---------- DATA LINES ----------

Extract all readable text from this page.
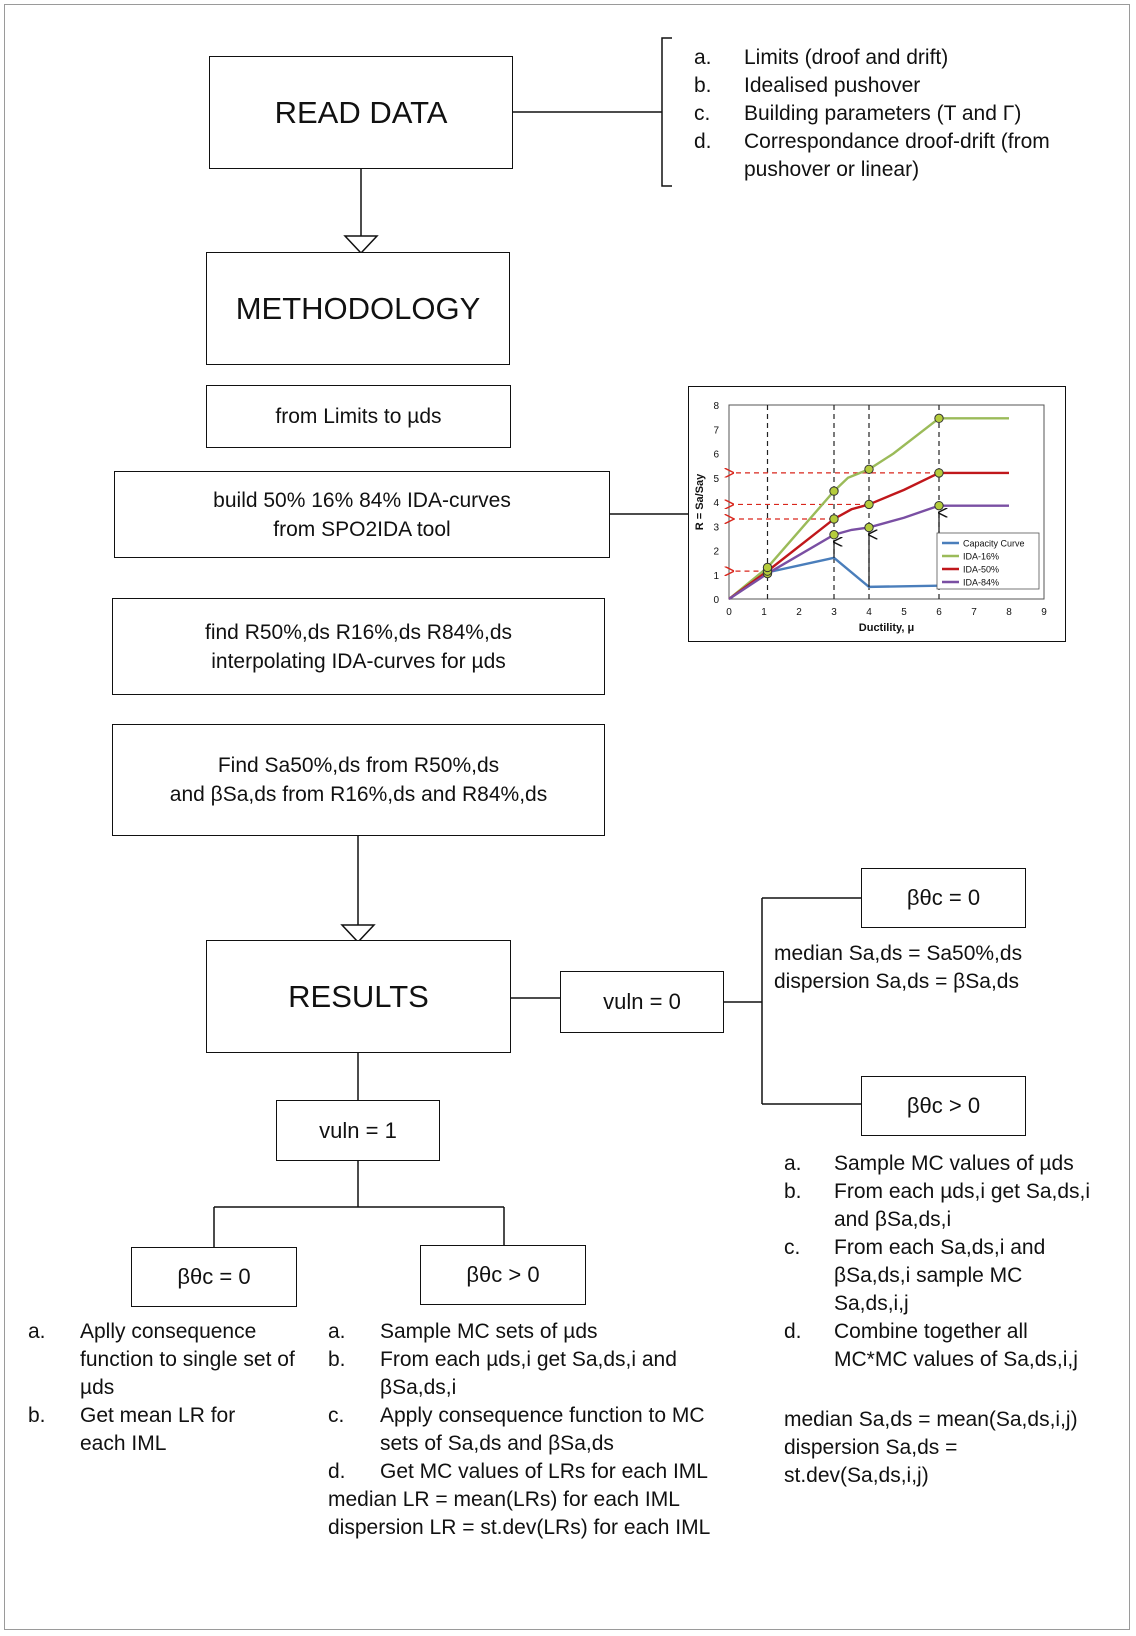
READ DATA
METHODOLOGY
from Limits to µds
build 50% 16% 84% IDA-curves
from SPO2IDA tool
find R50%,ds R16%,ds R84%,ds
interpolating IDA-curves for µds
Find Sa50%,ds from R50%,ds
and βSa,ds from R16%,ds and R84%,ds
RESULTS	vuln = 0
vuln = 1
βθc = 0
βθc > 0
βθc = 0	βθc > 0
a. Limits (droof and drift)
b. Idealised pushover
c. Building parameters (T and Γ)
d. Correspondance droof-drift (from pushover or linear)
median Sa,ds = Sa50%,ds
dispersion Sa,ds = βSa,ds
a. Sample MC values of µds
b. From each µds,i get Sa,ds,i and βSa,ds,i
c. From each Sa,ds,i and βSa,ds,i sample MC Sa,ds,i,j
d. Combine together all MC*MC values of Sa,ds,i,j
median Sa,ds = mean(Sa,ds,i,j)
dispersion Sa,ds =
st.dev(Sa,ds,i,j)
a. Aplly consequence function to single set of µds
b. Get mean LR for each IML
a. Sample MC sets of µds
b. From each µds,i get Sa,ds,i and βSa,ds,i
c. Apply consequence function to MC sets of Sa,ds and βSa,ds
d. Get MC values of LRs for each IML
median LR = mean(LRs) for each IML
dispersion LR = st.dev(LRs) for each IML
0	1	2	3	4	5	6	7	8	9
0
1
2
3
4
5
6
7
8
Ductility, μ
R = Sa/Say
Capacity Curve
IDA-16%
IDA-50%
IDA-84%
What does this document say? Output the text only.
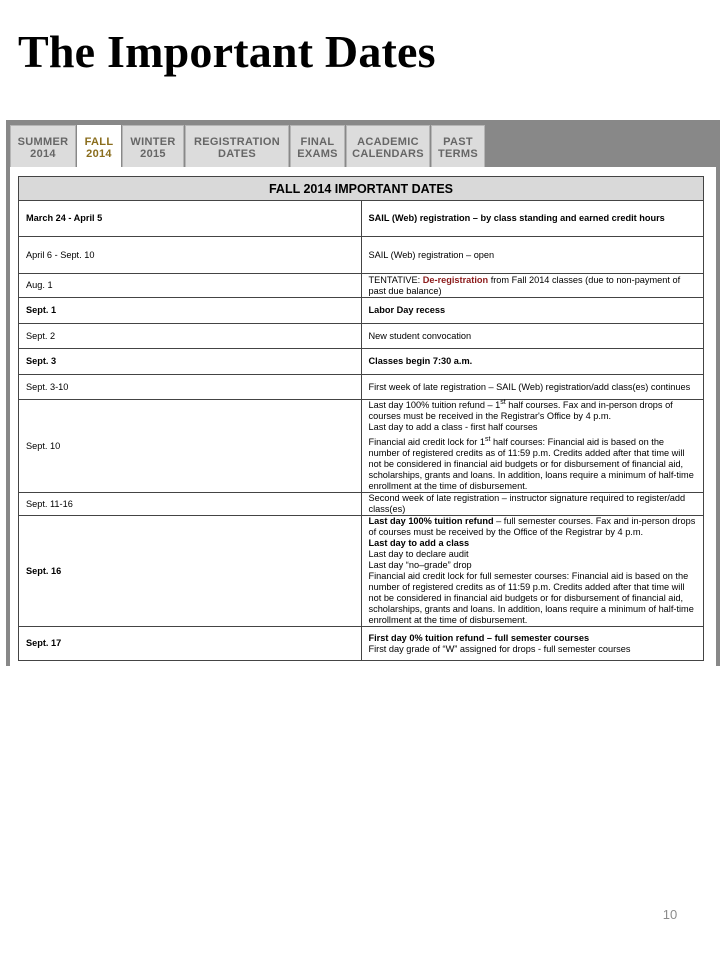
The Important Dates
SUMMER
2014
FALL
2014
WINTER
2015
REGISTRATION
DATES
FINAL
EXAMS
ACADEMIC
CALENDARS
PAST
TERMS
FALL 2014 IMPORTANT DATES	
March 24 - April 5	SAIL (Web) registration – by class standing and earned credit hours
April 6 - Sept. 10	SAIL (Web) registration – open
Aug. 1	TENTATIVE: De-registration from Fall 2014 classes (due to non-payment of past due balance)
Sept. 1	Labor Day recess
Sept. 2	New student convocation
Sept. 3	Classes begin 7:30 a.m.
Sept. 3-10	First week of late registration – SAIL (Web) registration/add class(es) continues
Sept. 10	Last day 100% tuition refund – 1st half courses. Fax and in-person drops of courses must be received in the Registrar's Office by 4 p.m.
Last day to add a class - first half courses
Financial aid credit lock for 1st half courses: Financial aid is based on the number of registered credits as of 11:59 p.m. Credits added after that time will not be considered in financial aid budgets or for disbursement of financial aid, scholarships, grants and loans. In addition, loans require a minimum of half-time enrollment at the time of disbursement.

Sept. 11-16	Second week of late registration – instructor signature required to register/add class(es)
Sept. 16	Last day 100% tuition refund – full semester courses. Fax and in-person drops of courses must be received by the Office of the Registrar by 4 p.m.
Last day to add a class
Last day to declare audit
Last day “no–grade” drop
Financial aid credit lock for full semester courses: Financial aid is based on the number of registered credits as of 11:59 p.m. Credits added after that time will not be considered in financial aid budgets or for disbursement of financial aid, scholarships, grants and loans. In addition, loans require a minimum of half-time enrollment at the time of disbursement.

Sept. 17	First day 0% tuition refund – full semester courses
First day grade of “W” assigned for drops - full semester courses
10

----------

# DIRECTION
Give the count of lines in the listing above that include "considered", with no other words.

# FINISHED TASK
2